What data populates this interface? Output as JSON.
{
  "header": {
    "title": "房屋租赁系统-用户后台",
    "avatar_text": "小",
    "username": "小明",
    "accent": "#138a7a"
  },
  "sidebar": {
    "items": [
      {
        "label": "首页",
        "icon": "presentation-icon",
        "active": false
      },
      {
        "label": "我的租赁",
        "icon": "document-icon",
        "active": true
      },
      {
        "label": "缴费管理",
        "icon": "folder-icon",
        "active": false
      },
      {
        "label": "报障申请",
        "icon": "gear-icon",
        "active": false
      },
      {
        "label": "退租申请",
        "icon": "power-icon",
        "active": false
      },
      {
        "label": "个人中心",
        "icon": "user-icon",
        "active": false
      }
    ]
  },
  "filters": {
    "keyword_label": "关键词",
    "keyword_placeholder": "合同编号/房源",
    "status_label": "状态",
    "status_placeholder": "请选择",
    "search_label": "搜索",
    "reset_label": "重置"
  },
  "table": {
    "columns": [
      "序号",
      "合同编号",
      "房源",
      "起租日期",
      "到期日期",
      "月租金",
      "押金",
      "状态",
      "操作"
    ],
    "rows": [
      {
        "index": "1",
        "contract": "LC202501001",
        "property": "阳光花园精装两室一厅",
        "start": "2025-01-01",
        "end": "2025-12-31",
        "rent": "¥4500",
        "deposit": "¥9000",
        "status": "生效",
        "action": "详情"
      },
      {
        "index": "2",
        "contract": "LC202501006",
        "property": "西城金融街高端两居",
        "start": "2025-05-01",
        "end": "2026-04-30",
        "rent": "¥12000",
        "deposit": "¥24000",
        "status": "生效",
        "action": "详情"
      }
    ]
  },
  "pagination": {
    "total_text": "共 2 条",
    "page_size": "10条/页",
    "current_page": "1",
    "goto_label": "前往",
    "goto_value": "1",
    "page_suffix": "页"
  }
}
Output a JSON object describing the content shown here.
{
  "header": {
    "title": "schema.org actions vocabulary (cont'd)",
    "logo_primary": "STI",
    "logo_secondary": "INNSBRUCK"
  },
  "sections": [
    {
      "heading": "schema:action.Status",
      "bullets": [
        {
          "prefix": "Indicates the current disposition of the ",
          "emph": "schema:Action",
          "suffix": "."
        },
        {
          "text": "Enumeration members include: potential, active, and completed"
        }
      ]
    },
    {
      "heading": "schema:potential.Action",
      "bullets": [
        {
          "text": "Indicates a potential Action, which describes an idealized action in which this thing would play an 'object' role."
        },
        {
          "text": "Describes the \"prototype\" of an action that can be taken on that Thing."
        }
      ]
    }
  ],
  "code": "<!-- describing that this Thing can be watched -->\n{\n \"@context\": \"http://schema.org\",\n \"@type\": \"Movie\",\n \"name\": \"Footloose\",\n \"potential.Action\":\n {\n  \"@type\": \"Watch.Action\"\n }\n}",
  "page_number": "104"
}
•••
SET TASK — How many of the lines above include the word "Output"? Respond with the number alone.

THE REPLY — 2